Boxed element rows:

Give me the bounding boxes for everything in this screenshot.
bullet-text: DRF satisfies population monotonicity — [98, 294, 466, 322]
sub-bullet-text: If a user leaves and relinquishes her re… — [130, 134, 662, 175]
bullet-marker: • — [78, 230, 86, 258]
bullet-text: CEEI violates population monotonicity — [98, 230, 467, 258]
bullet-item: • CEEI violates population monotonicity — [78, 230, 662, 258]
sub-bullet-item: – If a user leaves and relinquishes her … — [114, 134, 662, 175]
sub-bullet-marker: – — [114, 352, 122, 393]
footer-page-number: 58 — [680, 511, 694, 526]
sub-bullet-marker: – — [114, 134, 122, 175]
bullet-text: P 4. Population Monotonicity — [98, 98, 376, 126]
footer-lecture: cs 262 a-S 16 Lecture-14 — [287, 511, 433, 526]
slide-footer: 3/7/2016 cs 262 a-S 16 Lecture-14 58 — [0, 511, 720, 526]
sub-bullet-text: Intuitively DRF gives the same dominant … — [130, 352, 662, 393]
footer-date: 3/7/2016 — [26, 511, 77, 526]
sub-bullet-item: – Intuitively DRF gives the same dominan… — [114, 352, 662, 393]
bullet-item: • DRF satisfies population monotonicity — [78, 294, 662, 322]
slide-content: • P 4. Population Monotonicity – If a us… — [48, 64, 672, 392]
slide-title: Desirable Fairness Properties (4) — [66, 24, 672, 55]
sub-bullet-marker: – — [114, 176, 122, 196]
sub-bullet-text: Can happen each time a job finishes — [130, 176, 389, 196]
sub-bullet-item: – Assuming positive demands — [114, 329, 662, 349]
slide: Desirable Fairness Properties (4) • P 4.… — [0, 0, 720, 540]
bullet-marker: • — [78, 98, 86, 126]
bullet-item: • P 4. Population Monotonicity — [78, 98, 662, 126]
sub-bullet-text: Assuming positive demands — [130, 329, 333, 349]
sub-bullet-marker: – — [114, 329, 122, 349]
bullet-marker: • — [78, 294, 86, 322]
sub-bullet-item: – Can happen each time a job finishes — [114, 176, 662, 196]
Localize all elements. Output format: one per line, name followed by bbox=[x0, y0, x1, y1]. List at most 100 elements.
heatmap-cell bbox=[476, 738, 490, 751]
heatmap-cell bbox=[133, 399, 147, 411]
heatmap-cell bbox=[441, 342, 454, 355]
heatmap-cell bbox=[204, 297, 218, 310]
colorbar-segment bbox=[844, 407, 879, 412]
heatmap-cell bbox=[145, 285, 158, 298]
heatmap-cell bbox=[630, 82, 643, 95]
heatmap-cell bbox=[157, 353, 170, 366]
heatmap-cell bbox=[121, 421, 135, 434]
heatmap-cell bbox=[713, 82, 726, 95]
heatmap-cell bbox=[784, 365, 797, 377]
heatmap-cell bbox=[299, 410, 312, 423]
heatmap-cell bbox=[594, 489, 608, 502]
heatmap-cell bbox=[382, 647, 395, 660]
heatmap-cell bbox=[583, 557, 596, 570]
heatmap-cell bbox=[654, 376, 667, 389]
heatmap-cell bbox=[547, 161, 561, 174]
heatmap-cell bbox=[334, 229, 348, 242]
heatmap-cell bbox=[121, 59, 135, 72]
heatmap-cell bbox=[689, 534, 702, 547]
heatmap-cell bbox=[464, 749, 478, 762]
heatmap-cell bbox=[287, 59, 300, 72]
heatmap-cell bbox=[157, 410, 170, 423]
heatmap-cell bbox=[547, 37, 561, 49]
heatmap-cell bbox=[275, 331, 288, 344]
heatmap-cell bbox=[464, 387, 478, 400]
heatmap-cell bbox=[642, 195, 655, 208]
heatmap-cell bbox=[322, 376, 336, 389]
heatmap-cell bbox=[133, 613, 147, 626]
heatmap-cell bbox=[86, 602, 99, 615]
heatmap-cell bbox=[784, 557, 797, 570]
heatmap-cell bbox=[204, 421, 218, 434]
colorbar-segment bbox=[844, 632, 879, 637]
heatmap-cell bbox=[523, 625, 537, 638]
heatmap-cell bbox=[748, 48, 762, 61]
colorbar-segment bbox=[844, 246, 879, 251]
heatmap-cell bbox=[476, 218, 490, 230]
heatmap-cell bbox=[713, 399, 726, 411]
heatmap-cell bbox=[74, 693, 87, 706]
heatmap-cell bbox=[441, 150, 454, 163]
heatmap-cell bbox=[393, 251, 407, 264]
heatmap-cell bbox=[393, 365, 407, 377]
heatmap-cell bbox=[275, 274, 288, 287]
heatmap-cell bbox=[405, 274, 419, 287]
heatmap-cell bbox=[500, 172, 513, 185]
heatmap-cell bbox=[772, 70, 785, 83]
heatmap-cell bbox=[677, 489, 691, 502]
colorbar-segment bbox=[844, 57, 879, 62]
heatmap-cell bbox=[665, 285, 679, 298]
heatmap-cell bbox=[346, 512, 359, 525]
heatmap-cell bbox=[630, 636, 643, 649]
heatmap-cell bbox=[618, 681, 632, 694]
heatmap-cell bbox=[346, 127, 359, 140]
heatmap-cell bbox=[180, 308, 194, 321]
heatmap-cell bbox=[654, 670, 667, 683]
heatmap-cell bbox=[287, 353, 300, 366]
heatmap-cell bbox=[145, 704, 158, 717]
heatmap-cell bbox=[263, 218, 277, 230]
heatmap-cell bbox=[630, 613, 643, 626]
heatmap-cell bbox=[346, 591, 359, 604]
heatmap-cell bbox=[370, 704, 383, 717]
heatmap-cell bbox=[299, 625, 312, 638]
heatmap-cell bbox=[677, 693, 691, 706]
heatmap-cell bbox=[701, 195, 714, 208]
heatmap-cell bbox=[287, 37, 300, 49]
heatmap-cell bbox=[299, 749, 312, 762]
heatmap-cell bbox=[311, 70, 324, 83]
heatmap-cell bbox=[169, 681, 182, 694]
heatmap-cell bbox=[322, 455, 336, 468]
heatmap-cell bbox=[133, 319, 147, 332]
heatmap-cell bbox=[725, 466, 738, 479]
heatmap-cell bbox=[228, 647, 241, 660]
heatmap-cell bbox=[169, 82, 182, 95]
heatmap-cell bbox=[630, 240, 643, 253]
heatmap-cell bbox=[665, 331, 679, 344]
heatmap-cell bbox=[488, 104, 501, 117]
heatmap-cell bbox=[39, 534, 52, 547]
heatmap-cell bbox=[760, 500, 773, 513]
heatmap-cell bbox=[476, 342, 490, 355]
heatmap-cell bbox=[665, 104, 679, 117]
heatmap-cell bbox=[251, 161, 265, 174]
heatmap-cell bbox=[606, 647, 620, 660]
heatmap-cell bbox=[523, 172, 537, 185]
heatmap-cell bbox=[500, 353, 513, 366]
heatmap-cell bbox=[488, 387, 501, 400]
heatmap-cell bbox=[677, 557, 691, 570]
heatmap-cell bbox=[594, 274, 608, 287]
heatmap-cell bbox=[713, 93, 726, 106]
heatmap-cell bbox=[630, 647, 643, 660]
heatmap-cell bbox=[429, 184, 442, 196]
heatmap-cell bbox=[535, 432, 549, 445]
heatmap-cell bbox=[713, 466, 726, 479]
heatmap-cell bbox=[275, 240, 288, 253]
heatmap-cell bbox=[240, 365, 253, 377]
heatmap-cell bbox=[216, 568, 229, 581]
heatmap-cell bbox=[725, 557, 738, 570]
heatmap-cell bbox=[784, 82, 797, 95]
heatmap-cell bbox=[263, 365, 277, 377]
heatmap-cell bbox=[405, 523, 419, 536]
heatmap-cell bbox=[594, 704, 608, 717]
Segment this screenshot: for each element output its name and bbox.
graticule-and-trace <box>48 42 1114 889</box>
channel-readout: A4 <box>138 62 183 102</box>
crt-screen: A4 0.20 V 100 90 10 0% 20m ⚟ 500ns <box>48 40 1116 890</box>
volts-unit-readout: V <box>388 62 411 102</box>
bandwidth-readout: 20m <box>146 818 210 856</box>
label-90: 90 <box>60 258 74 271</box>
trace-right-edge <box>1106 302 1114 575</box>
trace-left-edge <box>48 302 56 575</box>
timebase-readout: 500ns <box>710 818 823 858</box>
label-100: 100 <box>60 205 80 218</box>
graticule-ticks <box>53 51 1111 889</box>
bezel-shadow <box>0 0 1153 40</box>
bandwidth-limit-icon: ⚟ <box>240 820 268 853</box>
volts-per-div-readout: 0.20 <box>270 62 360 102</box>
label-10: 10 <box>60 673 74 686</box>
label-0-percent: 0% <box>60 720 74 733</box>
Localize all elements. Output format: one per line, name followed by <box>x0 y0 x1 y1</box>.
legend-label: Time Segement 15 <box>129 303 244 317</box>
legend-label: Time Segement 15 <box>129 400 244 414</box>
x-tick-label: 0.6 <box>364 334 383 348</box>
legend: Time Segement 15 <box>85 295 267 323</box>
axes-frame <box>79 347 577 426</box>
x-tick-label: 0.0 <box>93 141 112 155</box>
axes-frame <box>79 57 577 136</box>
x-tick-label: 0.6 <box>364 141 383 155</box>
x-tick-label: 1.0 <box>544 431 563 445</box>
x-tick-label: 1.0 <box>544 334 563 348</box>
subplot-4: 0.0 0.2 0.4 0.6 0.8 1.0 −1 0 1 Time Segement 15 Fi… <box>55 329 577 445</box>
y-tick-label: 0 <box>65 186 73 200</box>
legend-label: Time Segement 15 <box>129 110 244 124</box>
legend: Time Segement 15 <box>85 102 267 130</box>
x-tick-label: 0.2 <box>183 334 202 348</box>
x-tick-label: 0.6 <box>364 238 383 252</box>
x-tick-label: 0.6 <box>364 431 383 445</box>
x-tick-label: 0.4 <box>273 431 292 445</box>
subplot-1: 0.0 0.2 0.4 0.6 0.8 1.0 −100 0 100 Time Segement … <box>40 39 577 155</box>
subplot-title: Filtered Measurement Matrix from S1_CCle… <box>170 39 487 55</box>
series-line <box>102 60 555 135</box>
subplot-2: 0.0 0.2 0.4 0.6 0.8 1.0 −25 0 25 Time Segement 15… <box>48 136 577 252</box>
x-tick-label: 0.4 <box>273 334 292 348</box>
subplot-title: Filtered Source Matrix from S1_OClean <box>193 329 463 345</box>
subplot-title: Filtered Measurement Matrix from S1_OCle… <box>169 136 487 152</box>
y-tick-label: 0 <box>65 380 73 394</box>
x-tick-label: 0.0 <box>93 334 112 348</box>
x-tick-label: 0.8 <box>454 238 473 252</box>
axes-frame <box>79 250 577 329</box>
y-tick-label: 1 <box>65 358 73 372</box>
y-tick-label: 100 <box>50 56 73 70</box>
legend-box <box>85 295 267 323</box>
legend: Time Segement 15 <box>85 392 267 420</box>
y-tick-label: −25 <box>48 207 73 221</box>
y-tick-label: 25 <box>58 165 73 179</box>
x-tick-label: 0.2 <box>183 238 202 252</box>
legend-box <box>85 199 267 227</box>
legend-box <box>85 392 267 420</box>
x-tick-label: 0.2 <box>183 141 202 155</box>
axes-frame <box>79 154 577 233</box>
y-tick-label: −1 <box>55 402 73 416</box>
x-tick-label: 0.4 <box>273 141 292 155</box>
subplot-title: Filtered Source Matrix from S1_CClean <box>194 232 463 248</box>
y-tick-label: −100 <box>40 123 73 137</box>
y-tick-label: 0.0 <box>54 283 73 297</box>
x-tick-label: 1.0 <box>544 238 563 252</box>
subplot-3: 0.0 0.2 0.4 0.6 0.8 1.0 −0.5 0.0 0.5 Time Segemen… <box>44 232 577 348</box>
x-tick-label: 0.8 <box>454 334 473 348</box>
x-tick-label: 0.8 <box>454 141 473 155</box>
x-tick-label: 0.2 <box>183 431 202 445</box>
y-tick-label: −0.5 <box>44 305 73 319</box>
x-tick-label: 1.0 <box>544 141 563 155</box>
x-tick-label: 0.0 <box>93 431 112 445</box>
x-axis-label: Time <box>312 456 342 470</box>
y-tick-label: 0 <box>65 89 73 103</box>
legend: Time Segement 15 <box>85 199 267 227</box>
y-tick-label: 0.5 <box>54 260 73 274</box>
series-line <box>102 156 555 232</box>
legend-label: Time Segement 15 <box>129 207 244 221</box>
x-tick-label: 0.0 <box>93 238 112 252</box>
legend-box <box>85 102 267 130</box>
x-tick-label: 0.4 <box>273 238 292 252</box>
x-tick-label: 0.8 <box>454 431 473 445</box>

THE PROBLEM:
Rewrite the rows from the first one through the row containing "bullet-marker: • — [78, 230, 86, 258]", replacing "bounding boxes" with "box coordinates" and leaving everything else unchanged.

ANSWER TO THE PROBLEM:
Give me the box coordinates for everything in this screenshot.
bullet-text: DRF satisfies population monotonicity — [98, 294, 466, 322]
sub-bullet-text: If a user leaves and relinquishes her re… — [130, 134, 662, 175]
bullet-marker: • — [78, 230, 86, 258]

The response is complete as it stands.